What is expected
Please transcribe the data below exactly. Leave the pictures out.

## start

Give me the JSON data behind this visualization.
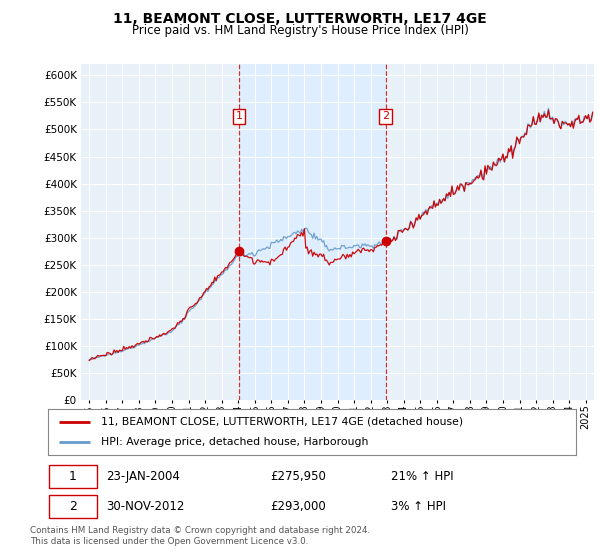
{
  "title": "11, BEAMONT CLOSE, LUTTERWORTH, LE17 4GE",
  "subtitle": "Price paid vs. HM Land Registry's House Price Index (HPI)",
  "legend_line1": "11, BEAMONT CLOSE, LUTTERWORTH, LE17 4GE (detached house)",
  "legend_line2": "HPI: Average price, detached house, Harborough",
  "transaction1_date": "23-JAN-2004",
  "transaction1_price": "£275,950",
  "transaction1_hpi": "21% ↑ HPI",
  "transaction1_year": 2004.06,
  "transaction1_value": 275950,
  "transaction2_date": "30-NOV-2012",
  "transaction2_price": "£293,000",
  "transaction2_hpi": "3% ↑ HPI",
  "transaction2_year": 2012.92,
  "transaction2_value": 293000,
  "red_line_color": "#cc0000",
  "blue_line_color": "#6699cc",
  "shade_color": "#ddeeff",
  "plot_bg_color": "#e8f0f8",
  "footer": "Contains HM Land Registry data © Crown copyright and database right 2024.\nThis data is licensed under the Open Government Licence v3.0.",
  "ylim": [
    0,
    620000
  ],
  "xlim_start": 1994.5,
  "xlim_end": 2025.5,
  "yticks": [
    0,
    50000,
    100000,
    150000,
    200000,
    250000,
    300000,
    350000,
    400000,
    450000,
    500000,
    550000,
    600000
  ],
  "title_fontsize": 10,
  "subtitle_fontsize": 8.5
}
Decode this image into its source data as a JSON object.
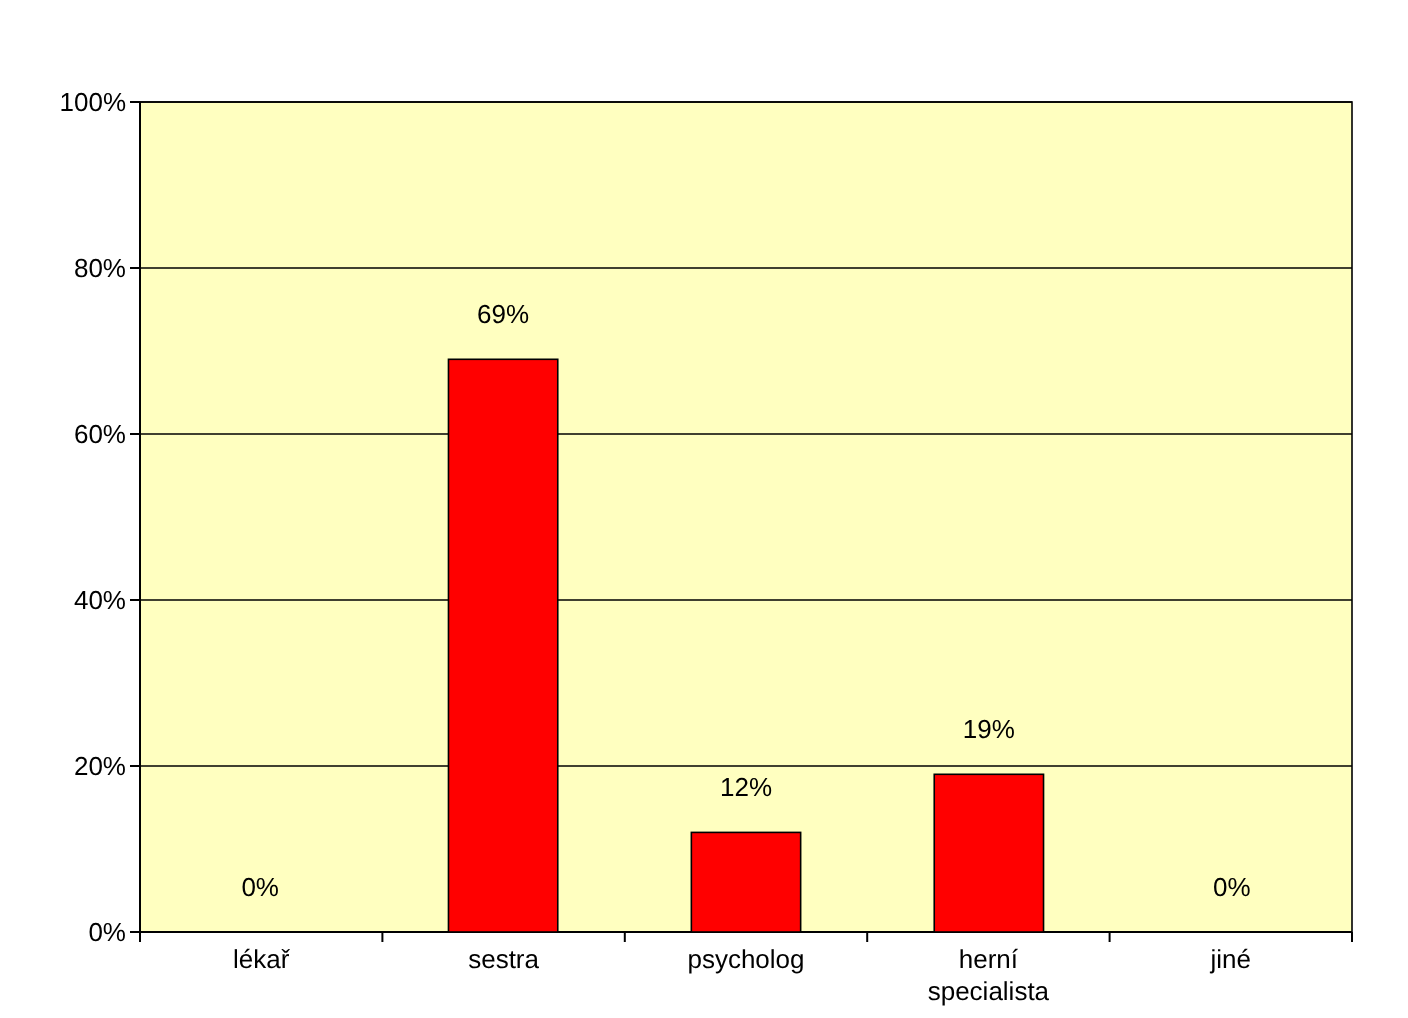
{
  "chart_data": {
    "type": "bar",
    "categories": [
      "lékař",
      "sestra",
      "psycholog",
      "herní specialista",
      "jiné"
    ],
    "values": [
      0,
      69,
      12,
      19,
      0
    ],
    "color": "#ff0000",
    "value_labels": [
      "0%",
      "69%",
      "12%",
      "19%",
      "0%"
    ],
    "ylim": [
      0,
      100
    ],
    "yticks": [
      {
        "value": 0,
        "label": "0%"
      },
      {
        "value": 20,
        "label": "20%"
      },
      {
        "value": 40,
        "label": "40%"
      },
      {
        "value": 60,
        "label": "60%"
      },
      {
        "value": 80,
        "label": "80%"
      },
      {
        "value": 100,
        "label": "100%"
      }
    ],
    "grid": "y"
  }
}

## end

Final result
Give me the JSON data behind this visualization.
{
  "title": "11, BEAMONT CLOSE, LUTTERWORTH, LE17 4GE",
  "subtitle": "Price paid vs. HM Land Registry's House Price Index (HPI)",
  "legend_line1": "11, BEAMONT CLOSE, LUTTERWORTH, LE17 4GE (detached house)",
  "legend_line2": "HPI: Average price, detached house, Harborough",
  "transaction1_date": "23-JAN-2004",
  "transaction1_price": "£275,950",
  "transaction1_hpi": "21% ↑ HPI",
  "transaction1_year": 2004.06,
  "transaction1_value": 275950,
  "transaction2_date": "30-NOV-2012",
  "transaction2_price": "£293,000",
  "transaction2_hpi": "3% ↑ HPI",
  "transaction2_year": 2012.92,
  "transaction2_value": 293000,
  "red_line_color": "#cc0000",
  "blue_line_color": "#6699cc",
  "shade_color": "#ddeeff",
  "plot_bg_color": "#e8f0f8",
  "footer": "Contains HM Land Registry data © Crown copyright and database right 2024.\nThis data is licensed under the Open Government Licence v3.0.",
  "ylim": [
    0,
    620000
  ],
  "xlim_start": 1994.5,
  "xlim_end": 2025.5,
  "yticks": [
    0,
    50000,
    100000,
    150000,
    200000,
    250000,
    300000,
    350000,
    400000,
    450000,
    500000,
    550000,
    600000
  ],
  "title_fontsize": 10,
  "subtitle_fontsize": 8.5
}
Decode this image into its source data as a JSON object.
{
  "chart_data": {
    "type": "bar",
    "categories": [
      "lékař",
      "sestra",
      "psycholog",
      "herní specialista",
      "jiné"
    ],
    "values": [
      0,
      69,
      12,
      19,
      0
    ],
    "color": "#ff0000",
    "value_labels": [
      "0%",
      "69%",
      "12%",
      "19%",
      "0%"
    ],
    "ylim": [
      0,
      100
    ],
    "yticks": [
      {
        "value": 0,
        "label": "0%"
      },
      {
        "value": 20,
        "label": "20%"
      },
      {
        "value": 40,
        "label": "40%"
      },
      {
        "value": 60,
        "label": "60%"
      },
      {
        "value": 80,
        "label": "80%"
      },
      {
        "value": 100,
        "label": "100%"
      }
    ],
    "grid": "y"
  }
}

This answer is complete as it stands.